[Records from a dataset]
====================

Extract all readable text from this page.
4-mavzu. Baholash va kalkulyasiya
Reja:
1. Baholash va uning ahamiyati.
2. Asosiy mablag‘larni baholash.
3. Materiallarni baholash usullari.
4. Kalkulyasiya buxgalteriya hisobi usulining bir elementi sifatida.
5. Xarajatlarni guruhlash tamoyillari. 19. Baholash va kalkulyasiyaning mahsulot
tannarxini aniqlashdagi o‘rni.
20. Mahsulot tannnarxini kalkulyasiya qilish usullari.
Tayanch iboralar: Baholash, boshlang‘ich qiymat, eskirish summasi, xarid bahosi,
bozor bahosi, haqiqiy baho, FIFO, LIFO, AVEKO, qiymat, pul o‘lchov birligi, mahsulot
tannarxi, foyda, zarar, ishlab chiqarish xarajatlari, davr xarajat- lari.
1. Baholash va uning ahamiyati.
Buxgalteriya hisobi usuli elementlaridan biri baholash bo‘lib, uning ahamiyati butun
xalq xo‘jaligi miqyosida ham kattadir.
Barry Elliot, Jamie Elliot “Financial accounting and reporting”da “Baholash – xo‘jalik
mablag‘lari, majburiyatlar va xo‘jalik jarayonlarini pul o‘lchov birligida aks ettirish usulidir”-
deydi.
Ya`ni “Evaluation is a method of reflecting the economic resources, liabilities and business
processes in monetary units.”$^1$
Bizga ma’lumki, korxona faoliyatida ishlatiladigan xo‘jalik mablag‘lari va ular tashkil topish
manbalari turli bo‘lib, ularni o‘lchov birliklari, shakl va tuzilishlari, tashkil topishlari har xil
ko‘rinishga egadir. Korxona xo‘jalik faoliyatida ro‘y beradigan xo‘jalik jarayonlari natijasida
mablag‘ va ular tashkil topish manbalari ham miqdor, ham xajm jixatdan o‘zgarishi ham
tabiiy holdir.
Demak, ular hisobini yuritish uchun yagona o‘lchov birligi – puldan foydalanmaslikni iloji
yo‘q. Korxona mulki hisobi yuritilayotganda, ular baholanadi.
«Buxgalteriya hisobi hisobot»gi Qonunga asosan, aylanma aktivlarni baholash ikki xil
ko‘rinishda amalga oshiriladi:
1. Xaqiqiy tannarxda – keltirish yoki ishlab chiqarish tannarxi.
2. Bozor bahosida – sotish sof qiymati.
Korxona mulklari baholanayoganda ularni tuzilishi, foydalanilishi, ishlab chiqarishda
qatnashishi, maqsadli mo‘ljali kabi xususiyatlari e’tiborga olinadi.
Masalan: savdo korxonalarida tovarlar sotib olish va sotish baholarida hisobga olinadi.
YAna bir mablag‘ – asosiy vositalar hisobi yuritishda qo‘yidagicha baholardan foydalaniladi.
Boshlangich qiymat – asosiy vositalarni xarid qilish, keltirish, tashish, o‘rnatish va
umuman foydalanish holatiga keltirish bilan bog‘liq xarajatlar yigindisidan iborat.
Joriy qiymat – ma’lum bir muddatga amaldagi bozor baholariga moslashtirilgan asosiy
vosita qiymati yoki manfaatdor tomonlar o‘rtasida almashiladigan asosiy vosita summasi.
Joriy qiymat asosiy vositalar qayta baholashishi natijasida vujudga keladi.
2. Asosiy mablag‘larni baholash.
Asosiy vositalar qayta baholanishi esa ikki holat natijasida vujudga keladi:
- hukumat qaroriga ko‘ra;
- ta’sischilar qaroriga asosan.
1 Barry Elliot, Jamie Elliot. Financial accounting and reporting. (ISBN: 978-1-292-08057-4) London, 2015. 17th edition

====================

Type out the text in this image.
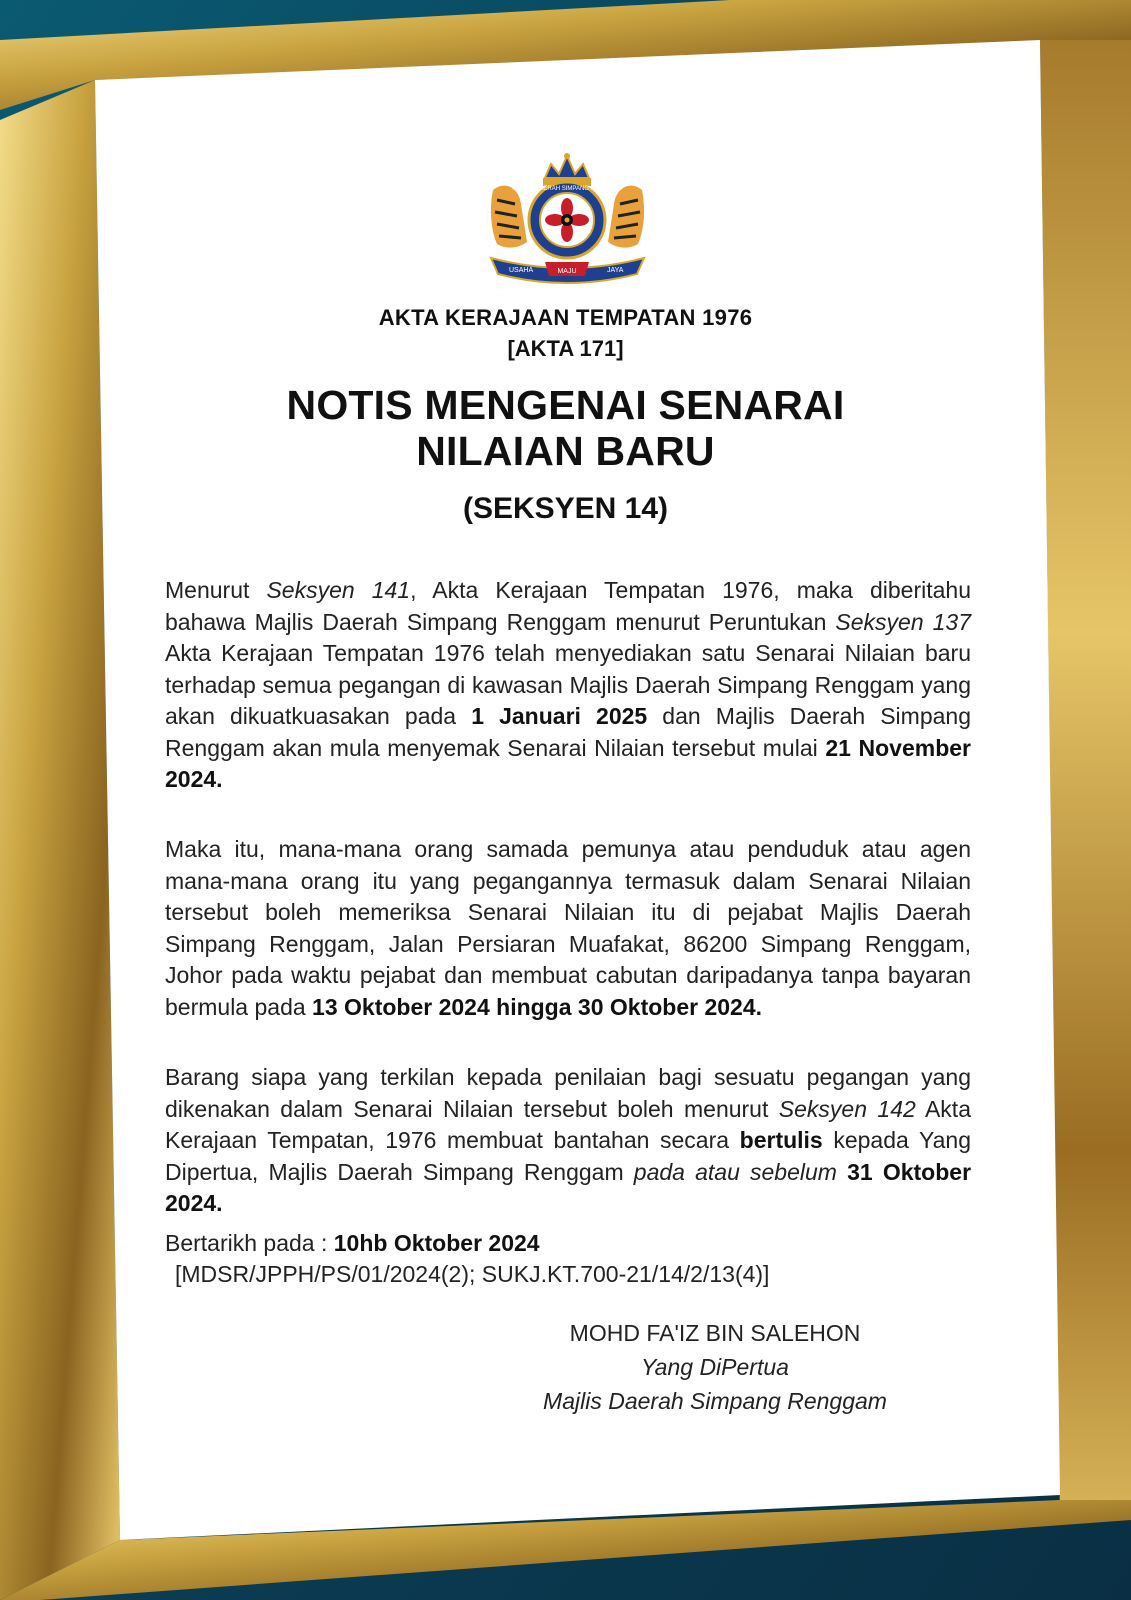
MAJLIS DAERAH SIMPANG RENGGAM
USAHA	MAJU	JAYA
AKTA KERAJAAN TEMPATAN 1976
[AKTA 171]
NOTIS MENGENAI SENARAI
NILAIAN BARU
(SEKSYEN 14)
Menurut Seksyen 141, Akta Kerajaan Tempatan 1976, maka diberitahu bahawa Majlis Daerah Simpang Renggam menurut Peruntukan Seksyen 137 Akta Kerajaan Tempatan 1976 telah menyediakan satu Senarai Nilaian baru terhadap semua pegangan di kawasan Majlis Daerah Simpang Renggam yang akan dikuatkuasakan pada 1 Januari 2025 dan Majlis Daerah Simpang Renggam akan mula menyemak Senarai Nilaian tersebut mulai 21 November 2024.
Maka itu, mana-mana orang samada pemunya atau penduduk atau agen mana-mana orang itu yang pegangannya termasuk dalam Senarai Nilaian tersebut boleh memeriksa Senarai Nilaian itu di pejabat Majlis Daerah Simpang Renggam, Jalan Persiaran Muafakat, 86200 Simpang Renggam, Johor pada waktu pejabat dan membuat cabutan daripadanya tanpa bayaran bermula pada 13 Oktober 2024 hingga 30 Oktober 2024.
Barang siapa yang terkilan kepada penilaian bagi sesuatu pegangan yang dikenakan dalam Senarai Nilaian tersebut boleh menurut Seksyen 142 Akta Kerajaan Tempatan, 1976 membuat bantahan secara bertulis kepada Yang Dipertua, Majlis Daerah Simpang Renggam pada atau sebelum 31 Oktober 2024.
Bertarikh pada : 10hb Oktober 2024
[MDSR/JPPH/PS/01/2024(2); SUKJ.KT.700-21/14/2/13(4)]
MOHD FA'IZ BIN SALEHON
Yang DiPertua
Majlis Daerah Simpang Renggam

====================

• AIM: Looking at the data above, show all lines where the word "boleh" occurs.

• SOLUTION TO THIS PROBLEM:
Maka itu, mana-mana orang samada pemunya atau penduduk atau agen mana-mana orang itu yang pegangannya termasuk dalam Senarai Nilaian tersebut boleh memeriksa Senarai Nilaian itu di pejabat Majlis Daerah Simpang Renggam, Jalan Persiaran Muafakat, 86200 Simpang Renggam, Johor pada waktu pejabat dan membuat cabutan daripadanya tanpa bayaran bermula pada 13 Oktober 2024 hingga 30 Oktober 2024.
Barang siapa yang terkilan kepada penilaian bagi sesuatu pegangan yang dikenakan dalam Senarai Nilaian tersebut boleh menurut Seksyen 142 Akta Kerajaan Tempatan, 1976 membuat bantahan secara bertulis kepada Yang Dipertua, Majlis Daerah Simpang Renggam pada atau sebelum 31 Oktober 2024.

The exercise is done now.